Reproduce the records below exactly as given.

Records for the exercise:
+-------+

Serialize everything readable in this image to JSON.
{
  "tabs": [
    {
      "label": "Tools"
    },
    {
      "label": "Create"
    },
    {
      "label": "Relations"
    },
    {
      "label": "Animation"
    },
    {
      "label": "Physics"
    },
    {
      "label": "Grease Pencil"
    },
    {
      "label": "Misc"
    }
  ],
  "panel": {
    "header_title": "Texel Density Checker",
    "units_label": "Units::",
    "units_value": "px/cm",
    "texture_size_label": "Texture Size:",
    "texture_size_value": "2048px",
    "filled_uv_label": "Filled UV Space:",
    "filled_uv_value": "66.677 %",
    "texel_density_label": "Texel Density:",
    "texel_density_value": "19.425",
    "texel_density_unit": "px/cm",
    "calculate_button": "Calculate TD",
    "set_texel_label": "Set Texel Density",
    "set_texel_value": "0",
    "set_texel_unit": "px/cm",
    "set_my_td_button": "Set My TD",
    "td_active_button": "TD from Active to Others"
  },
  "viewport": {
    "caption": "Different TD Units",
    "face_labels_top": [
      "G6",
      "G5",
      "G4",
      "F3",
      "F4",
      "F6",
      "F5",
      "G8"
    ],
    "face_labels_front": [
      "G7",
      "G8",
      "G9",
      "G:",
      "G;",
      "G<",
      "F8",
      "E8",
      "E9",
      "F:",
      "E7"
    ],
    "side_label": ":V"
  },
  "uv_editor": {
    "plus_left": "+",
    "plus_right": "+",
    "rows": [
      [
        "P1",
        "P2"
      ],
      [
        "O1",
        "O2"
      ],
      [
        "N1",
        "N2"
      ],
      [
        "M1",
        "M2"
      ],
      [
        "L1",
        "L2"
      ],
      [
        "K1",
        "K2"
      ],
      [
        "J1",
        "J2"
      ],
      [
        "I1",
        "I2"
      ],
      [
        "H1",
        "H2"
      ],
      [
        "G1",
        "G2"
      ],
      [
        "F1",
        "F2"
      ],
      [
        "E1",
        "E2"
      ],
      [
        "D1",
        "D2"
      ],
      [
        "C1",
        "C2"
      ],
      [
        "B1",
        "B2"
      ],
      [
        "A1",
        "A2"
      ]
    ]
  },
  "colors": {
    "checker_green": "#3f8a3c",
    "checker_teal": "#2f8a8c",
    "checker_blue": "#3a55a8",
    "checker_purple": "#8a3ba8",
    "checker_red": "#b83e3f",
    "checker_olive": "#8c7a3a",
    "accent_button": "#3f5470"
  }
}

+-------+

Output of the task:
Serialize everything readable in this image to JSON.
{
  "tabs": [
    {
      "label": "Tools"
    },
    {
      "label": "Create"
    },
    {
      "label": "Relations"
    },
    {
      "label": "Animation"
    },
    {
      "label": "Physics"
    },
    {
      "label": "Grease Pencil"
    },
    {
      "label": "Misc"
    }
  ],
  "panel": {
    "header_title": "Texel Density Checker",
    "units_label": "Units::",
    "units_value": "px/cm",
    "texture_size_label": "Texture Size:",
    "texture_size_value": "2048px",
    "filled_uv_label": "Filled UV Space:",
    "filled_uv_value": "66.677 %",
    "texel_density_label": "Texel Density:",
    "texel_density_value": "19.425",
    "texel_density_unit": "px/cm",
    "calculate_button": "Calculate TD",
    "set_texel_label": "Set Texel Density",
    "set_texel_value": "0",
    "set_texel_unit": "px/cm",
    "set_my_td_button": "Set My TD",
    "td_active_button": "TD from Active to Others"
  },
  "viewport": {
    "caption": "Different TD Units",
    "face_labels_top": [
      "G6",
      "G5",
      "G4",
      "F3",
      "F4",
      "F6",
      "F5",
      "G8"
    ],
    "face_labels_front": [
      "G7",
      "G8",
      "G9",
      "G:",
      "G;",
      "G<",
      "F8",
      "E8",
      "E9",
      "F:",
      "E7"
    ],
    "side_label": ":V"
  },
  "uv_editor": {
    "plus_left": "+",
    "plus_right": "+",
    "rows": [
      [
        "P1",
        "P2"
      ],
      [
        "O1",
        "O2"
      ],
      [
        "N1",
        "N2"
      ],
      [
        "M1",
        "M2"
      ],
      [
        "L1",
        "L2"
      ],
      [
        "K1",
        "K2"
      ],
      [
        "J1",
        "J2"
      ],
      [
        "I1",
        "I2"
      ],
      [
        "H1",
        "H2"
      ],
      [
        "G1",
        "G2"
      ],
      [
        "F1",
        "F2"
      ],
      [
        "E1",
        "E2"
      ],
      [
        "D1",
        "D2"
      ],
      [
        "C1",
        "C2"
      ],
      [
        "B1",
        "B2"
      ],
      [
        "A1",
        "A2"
      ]
    ]
  },
  "colors": {
    "checker_green": "#3f8a3c",
    "checker_teal": "#2f8a8c",
    "checker_blue": "#3a55a8",
    "checker_purple": "#8a3ba8",
    "checker_red": "#b83e3f",
    "checker_olive": "#8c7a3a",
    "accent_button": "#3f5470"
  }
}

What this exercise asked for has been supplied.